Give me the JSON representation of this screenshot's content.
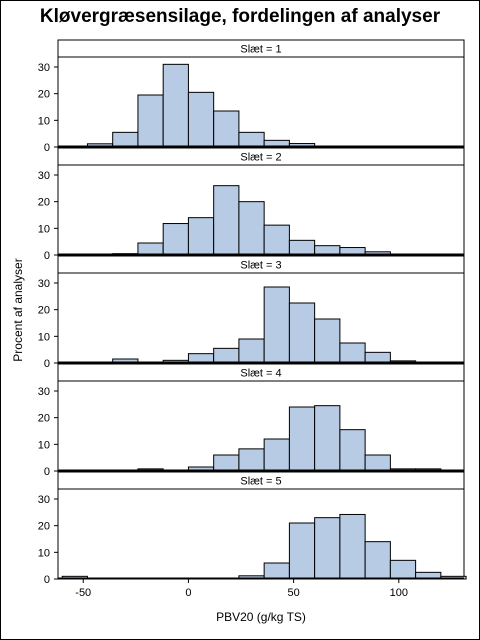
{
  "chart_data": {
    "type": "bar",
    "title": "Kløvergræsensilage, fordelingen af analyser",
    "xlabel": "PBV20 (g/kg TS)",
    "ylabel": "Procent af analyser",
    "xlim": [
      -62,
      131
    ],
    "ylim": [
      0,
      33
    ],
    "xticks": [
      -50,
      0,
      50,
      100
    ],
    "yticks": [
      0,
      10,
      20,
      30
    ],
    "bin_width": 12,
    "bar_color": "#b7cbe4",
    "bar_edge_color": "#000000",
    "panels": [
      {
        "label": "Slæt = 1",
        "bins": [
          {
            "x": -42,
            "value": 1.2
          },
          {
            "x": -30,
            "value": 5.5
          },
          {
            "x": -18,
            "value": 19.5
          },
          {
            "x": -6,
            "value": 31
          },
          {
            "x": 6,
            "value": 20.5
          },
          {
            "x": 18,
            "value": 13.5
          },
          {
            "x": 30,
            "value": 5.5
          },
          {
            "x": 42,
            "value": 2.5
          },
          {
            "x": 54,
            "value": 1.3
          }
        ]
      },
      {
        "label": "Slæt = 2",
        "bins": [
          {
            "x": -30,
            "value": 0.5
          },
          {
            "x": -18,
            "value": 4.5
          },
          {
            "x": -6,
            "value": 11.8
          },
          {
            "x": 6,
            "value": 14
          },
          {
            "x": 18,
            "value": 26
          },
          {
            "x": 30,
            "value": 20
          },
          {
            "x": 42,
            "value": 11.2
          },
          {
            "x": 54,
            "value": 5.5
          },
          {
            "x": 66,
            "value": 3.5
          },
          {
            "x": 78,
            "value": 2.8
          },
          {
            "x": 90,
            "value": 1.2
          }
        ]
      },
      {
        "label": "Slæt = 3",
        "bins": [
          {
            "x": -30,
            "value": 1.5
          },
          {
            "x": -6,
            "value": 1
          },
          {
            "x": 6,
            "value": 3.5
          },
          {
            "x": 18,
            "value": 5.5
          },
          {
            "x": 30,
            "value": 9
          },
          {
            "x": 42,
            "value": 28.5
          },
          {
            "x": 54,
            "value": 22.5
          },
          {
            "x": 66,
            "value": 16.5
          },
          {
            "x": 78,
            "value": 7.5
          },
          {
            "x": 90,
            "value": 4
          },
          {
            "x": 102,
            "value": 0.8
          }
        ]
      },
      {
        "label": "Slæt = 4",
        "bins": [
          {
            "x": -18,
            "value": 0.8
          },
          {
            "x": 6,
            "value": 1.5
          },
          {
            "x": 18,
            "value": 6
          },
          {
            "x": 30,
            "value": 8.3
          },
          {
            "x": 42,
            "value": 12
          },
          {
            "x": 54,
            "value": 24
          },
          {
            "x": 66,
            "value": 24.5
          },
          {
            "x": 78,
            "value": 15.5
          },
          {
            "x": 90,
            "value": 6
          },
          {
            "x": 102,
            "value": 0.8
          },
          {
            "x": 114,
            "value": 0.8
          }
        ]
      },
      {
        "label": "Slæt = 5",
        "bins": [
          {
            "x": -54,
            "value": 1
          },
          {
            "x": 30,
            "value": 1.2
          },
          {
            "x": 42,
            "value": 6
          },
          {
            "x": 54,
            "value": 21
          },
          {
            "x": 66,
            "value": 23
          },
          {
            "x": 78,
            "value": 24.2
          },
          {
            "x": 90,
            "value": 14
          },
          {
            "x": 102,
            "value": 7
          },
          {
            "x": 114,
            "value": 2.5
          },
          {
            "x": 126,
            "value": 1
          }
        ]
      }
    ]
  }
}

----------

> **Exercise goal**
Every entry must be written out exactly, with all pictures left out.

> **Response to the task**
Give me the JSON representation of this screenshot's content.
{
  "chart_data": {
    "type": "bar",
    "title": "Kløvergræsensilage, fordelingen af analyser",
    "xlabel": "PBV20 (g/kg TS)",
    "ylabel": "Procent af analyser",
    "xlim": [
      -62,
      131
    ],
    "ylim": [
      0,
      33
    ],
    "xticks": [
      -50,
      0,
      50,
      100
    ],
    "yticks": [
      0,
      10,
      20,
      30
    ],
    "bin_width": 12,
    "bar_color": "#b7cbe4",
    "bar_edge_color": "#000000",
    "panels": [
      {
        "label": "Slæt = 1",
        "bins": [
          {
            "x": -42,
            "value": 1.2
          },
          {
            "x": -30,
            "value": 5.5
          },
          {
            "x": -18,
            "value": 19.5
          },
          {
            "x": -6,
            "value": 31
          },
          {
            "x": 6,
            "value": 20.5
          },
          {
            "x": 18,
            "value": 13.5
          },
          {
            "x": 30,
            "value": 5.5
          },
          {
            "x": 42,
            "value": 2.5
          },
          {
            "x": 54,
            "value": 1.3
          }
        ]
      },
      {
        "label": "Slæt = 2",
        "bins": [
          {
            "x": -30,
            "value": 0.5
          },
          {
            "x": -18,
            "value": 4.5
          },
          {
            "x": -6,
            "value": 11.8
          },
          {
            "x": 6,
            "value": 14
          },
          {
            "x": 18,
            "value": 26
          },
          {
            "x": 30,
            "value": 20
          },
          {
            "x": 42,
            "value": 11.2
          },
          {
            "x": 54,
            "value": 5.5
          },
          {
            "x": 66,
            "value": 3.5
          },
          {
            "x": 78,
            "value": 2.8
          },
          {
            "x": 90,
            "value": 1.2
          }
        ]
      },
      {
        "label": "Slæt = 3",
        "bins": [
          {
            "x": -30,
            "value": 1.5
          },
          {
            "x": -6,
            "value": 1
          },
          {
            "x": 6,
            "value": 3.5
          },
          {
            "x": 18,
            "value": 5.5
          },
          {
            "x": 30,
            "value": 9
          },
          {
            "x": 42,
            "value": 28.5
          },
          {
            "x": 54,
            "value": 22.5
          },
          {
            "x": 66,
            "value": 16.5
          },
          {
            "x": 78,
            "value": 7.5
          },
          {
            "x": 90,
            "value": 4
          },
          {
            "x": 102,
            "value": 0.8
          }
        ]
      },
      {
        "label": "Slæt = 4",
        "bins": [
          {
            "x": -18,
            "value": 0.8
          },
          {
            "x": 6,
            "value": 1.5
          },
          {
            "x": 18,
            "value": 6
          },
          {
            "x": 30,
            "value": 8.3
          },
          {
            "x": 42,
            "value": 12
          },
          {
            "x": 54,
            "value": 24
          },
          {
            "x": 66,
            "value": 24.5
          },
          {
            "x": 78,
            "value": 15.5
          },
          {
            "x": 90,
            "value": 6
          },
          {
            "x": 102,
            "value": 0.8
          },
          {
            "x": 114,
            "value": 0.8
          }
        ]
      },
      {
        "label": "Slæt = 5",
        "bins": [
          {
            "x": -54,
            "value": 1
          },
          {
            "x": 30,
            "value": 1.2
          },
          {
            "x": 42,
            "value": 6
          },
          {
            "x": 54,
            "value": 21
          },
          {
            "x": 66,
            "value": 23
          },
          {
            "x": 78,
            "value": 24.2
          },
          {
            "x": 90,
            "value": 14
          },
          {
            "x": 102,
            "value": 7
          },
          {
            "x": 114,
            "value": 2.5
          },
          {
            "x": 126,
            "value": 1
          }
        ]
      }
    ]
  }
}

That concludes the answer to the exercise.